Given passage:
BEGIN
The fickle finger of fate

I was born in Acton, North London, just 6 months before the end of World War II.  Nothing remarkable about that.  Just another one of the millions of soon-to-be post-war babies.  My father was an architect; my mother a teacher.  Indeed, at the age of 93 my mother is still teaching music!

In 1956 when my father was 55 years-old he developed lung cancer.  I and my sister were blissfully unaware of our father’s terminal condition until the evening of December 19th, 1956.  That evening Mum came into my bedroom and said that father was very ill and may not live for very much longer.  To be honest, it didn’t really register and off I went to sleep.  I was 12 and looking forward to Christmas in 5 days time.

My father died in the night hours of December 19th/20th.  I had slept through not even wakening when his body was removed from the house.  On the morning of the 20th he was just gone!

It was felt by the family doctor, who had been attending my father, that it would be too upsetting for me and my younger sister to attend the funeral.  That funeral was a cremation and therefore no grave.

The good and the not so good.

The only obvious effect of the trauma of my father’s death was that I bombed out at school.  I had passed my ’11+’ exams at my primary school and in September, 1956, become a pupil at Preston Manor County Grammar School near Preston Road, Wembley where we were living; Wembley Stadium could be seen from the back windows of the 2nd floor of our house.
END
Your tasks:
1) Summarize the memoir excerpt in two sentences.
2) According to the memoir excerpt, why did the narrator and the younger sister not attend their father's funeral? Answer in one or two sentences.

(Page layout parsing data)
BEGIN
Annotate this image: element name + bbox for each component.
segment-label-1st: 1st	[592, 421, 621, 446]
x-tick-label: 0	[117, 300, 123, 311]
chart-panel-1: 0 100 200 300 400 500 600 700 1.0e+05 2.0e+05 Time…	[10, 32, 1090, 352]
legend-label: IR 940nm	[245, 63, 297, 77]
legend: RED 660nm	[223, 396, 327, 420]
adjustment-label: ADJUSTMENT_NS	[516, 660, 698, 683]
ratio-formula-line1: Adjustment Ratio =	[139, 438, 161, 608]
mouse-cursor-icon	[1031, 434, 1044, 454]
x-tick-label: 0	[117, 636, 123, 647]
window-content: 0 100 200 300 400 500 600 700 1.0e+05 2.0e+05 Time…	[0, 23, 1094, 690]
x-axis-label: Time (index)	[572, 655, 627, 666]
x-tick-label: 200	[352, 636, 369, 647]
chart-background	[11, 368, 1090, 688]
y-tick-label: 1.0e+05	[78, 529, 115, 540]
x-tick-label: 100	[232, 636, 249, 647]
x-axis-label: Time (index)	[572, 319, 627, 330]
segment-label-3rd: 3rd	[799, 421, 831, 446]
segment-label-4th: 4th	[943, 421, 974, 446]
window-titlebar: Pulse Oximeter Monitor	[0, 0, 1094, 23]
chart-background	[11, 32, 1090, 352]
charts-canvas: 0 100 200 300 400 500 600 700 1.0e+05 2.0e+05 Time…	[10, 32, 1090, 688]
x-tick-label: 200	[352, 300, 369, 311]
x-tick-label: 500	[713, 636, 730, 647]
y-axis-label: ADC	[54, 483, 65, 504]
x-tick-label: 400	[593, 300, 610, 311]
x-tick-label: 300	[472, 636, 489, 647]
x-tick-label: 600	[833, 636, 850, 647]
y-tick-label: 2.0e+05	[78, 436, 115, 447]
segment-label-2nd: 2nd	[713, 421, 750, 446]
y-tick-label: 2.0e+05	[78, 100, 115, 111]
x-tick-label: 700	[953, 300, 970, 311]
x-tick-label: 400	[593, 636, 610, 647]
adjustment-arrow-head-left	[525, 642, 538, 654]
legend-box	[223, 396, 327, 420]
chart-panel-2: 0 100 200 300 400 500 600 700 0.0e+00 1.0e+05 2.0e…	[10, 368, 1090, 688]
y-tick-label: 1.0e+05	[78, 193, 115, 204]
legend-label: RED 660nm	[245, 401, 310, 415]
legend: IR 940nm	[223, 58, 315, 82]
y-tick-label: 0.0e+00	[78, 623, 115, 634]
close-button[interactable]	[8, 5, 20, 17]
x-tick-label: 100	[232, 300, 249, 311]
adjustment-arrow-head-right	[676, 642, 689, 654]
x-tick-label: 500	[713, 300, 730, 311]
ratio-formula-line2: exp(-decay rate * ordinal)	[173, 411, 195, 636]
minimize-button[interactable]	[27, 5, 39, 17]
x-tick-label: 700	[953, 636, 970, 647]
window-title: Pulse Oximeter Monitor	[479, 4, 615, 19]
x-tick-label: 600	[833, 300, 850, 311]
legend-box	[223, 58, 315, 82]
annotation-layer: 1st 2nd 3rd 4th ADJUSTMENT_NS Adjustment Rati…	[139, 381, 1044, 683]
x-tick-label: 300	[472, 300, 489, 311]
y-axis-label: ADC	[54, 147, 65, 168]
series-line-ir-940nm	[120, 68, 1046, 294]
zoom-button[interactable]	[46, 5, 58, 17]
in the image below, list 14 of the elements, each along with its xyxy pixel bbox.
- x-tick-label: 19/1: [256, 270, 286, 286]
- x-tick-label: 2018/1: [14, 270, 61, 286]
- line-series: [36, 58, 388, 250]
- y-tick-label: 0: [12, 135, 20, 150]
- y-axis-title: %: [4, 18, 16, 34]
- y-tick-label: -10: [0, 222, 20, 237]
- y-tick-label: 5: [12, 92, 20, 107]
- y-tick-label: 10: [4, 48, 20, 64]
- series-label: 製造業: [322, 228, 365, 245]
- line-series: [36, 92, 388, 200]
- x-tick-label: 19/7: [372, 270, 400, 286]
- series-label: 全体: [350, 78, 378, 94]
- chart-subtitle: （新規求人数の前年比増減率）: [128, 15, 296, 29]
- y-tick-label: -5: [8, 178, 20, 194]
END
Answers by task:
1) The narrator was born in Acton, North London, six months before the end of World War II, to an architect father and a teacher mother. In 1956 the father developed lung cancer and died during the night of December 19th/20th, and afterward the narrator, then 12, was kept from the cremation and did badly at Preston Manor County Grammar School.

2) The family doctor who had been attending the father felt that going to the funeral would be too upsetting for the two children.